▶ **What you are asked to do**
Rewrite the items below with "screenshot" replaced by "chart", keeping everything else the same. Leave the pictures out of your answer.

────

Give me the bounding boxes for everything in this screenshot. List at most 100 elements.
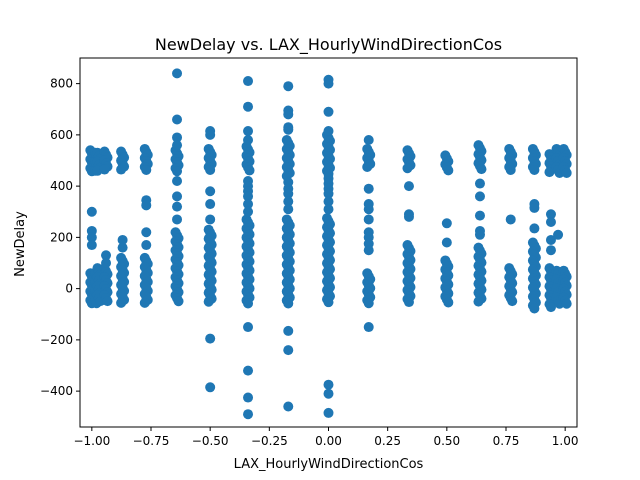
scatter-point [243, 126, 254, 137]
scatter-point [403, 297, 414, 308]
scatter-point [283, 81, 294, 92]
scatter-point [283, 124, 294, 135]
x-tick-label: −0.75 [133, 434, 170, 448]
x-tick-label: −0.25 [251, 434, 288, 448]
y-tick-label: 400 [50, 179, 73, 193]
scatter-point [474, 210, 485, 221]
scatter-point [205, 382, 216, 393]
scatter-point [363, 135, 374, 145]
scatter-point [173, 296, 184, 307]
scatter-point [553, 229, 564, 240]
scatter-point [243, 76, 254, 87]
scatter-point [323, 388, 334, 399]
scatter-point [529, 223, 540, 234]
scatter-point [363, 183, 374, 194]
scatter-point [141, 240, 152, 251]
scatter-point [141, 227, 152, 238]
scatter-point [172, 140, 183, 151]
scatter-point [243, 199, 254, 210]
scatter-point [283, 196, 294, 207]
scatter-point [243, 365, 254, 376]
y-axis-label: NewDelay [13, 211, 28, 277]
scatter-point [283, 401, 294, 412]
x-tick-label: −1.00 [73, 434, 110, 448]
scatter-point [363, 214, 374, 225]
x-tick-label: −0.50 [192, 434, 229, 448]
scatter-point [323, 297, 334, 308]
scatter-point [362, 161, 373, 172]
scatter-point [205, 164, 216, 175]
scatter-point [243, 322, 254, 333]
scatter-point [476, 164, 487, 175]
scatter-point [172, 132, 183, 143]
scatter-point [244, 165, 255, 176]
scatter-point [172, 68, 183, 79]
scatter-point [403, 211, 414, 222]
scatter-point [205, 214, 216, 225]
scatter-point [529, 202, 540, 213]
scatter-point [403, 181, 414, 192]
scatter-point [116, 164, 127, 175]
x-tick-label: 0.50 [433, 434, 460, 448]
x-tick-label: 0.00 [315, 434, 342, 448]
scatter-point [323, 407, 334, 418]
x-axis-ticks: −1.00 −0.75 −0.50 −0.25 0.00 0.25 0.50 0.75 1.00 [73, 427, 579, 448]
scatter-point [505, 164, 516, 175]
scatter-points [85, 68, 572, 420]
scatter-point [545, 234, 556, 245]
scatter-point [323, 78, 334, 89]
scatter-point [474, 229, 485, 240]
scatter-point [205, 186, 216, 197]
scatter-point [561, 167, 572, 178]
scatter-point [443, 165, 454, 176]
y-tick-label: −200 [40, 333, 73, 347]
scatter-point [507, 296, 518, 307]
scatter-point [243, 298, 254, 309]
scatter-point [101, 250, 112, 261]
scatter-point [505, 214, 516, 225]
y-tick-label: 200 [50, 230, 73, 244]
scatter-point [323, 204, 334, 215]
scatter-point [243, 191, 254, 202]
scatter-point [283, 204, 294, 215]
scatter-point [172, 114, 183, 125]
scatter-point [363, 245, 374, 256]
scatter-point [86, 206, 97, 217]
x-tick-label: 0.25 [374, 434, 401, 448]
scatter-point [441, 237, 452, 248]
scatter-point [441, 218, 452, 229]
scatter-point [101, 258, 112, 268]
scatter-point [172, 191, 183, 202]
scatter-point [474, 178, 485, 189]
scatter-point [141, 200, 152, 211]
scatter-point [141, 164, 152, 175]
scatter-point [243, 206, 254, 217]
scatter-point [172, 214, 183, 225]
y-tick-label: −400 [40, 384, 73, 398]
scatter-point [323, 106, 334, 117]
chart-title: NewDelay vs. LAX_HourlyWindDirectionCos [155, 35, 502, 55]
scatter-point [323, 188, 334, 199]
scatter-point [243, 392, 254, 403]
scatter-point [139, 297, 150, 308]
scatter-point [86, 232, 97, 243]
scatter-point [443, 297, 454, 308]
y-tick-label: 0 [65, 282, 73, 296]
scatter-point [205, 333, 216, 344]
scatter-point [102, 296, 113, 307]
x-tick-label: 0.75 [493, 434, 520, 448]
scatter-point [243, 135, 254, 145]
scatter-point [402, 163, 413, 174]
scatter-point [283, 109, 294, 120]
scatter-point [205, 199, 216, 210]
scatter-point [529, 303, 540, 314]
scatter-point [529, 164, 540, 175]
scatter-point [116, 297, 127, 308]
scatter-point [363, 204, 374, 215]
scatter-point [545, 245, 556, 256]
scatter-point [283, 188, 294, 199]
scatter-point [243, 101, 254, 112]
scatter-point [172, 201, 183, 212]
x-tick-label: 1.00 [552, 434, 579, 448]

────

▶ **Correct response**
Give me the bounding boxes for everything in this chart. List at most 100 elements.
scatter-point [243, 126, 254, 137]
scatter-point [403, 297, 414, 308]
scatter-point [283, 81, 294, 92]
scatter-point [283, 124, 294, 135]
x-tick-label: −0.75 [133, 434, 170, 448]
x-tick-label: −0.25 [251, 434, 288, 448]
y-tick-label: 400 [50, 179, 73, 193]
scatter-point [474, 210, 485, 221]
scatter-point [205, 382, 216, 393]
scatter-point [363, 135, 374, 145]
scatter-point [173, 296, 184, 307]
scatter-point [553, 229, 564, 240]
scatter-point [243, 76, 254, 87]
scatter-point [323, 388, 334, 399]
scatter-point [529, 223, 540, 234]
scatter-point [363, 183, 374, 194]
scatter-point [141, 240, 152, 251]
scatter-point [141, 227, 152, 238]
scatter-point [172, 140, 183, 151]
scatter-point [243, 199, 254, 210]
scatter-point [283, 196, 294, 207]
scatter-point [243, 365, 254, 376]
y-axis-label: NewDelay [13, 211, 28, 277]
scatter-point [283, 401, 294, 412]
x-tick-label: −1.00 [73, 434, 110, 448]
scatter-point [363, 214, 374, 225]
x-tick-label: −0.50 [192, 434, 229, 448]
scatter-point [323, 297, 334, 308]
scatter-point [362, 161, 373, 172]
scatter-point [205, 164, 216, 175]
scatter-point [243, 322, 254, 333]
scatter-point [476, 164, 487, 175]
scatter-point [172, 132, 183, 143]
scatter-point [244, 165, 255, 176]
scatter-point [172, 68, 183, 79]
scatter-point [403, 211, 414, 222]
scatter-point [205, 214, 216, 225]
scatter-point [529, 202, 540, 213]
scatter-point [403, 181, 414, 192]
scatter-point [116, 164, 127, 175]
x-tick-label: 0.50 [433, 434, 460, 448]
x-tick-label: 0.00 [315, 434, 342, 448]
scatter-point [323, 407, 334, 418]
x-axis-ticks: −1.00 −0.75 −0.50 −0.25 0.00 0.25 0.50 0.75 1.00 [73, 427, 579, 448]
scatter-point [505, 164, 516, 175]
scatter-points [85, 68, 572, 420]
scatter-point [545, 234, 556, 245]
scatter-point [323, 78, 334, 89]
scatter-point [474, 229, 485, 240]
scatter-point [205, 186, 216, 197]
scatter-point [561, 167, 572, 178]
scatter-point [443, 165, 454, 176]
y-tick-label: −200 [40, 333, 73, 347]
scatter-point [507, 296, 518, 307]
scatter-point [243, 298, 254, 309]
scatter-point [101, 250, 112, 261]
scatter-point [505, 214, 516, 225]
y-tick-label: 200 [50, 230, 73, 244]
scatter-point [323, 204, 334, 215]
scatter-point [243, 191, 254, 202]
scatter-point [283, 204, 294, 215]
scatter-point [172, 114, 183, 125]
scatter-point [363, 245, 374, 256]
scatter-point [86, 206, 97, 217]
x-tick-label: 0.25 [374, 434, 401, 448]
scatter-point [441, 237, 452, 248]
scatter-point [441, 218, 452, 229]
scatter-point [101, 258, 112, 268]
scatter-point [172, 191, 183, 202]
scatter-point [474, 178, 485, 189]
scatter-point [141, 200, 152, 211]
scatter-point [141, 164, 152, 175]
scatter-point [243, 206, 254, 217]
scatter-point [172, 214, 183, 225]
y-tick-label: −400 [40, 384, 73, 398]
scatter-point [323, 106, 334, 117]
chart-title: NewDelay vs. LAX_HourlyWindDirectionCos [155, 35, 502, 55]
scatter-point [323, 188, 334, 199]
scatter-point [243, 392, 254, 403]
scatter-point [139, 297, 150, 308]
scatter-point [86, 232, 97, 243]
scatter-point [443, 297, 454, 308]
y-tick-label: 0 [65, 282, 73, 296]
scatter-point [205, 333, 216, 344]
scatter-point [102, 296, 113, 307]
x-tick-label: 0.75 [493, 434, 520, 448]
scatter-point [243, 135, 254, 145]
scatter-point [402, 163, 413, 174]
scatter-point [283, 109, 294, 120]
scatter-point [205, 199, 216, 210]
scatter-point [529, 303, 540, 314]
scatter-point [529, 164, 540, 175]
scatter-point [116, 297, 127, 308]
scatter-point [363, 204, 374, 215]
scatter-point [545, 245, 556, 256]
scatter-point [283, 188, 294, 199]
scatter-point [243, 101, 254, 112]
scatter-point [172, 201, 183, 212]
x-tick-label: 1.00 [552, 434, 579, 448]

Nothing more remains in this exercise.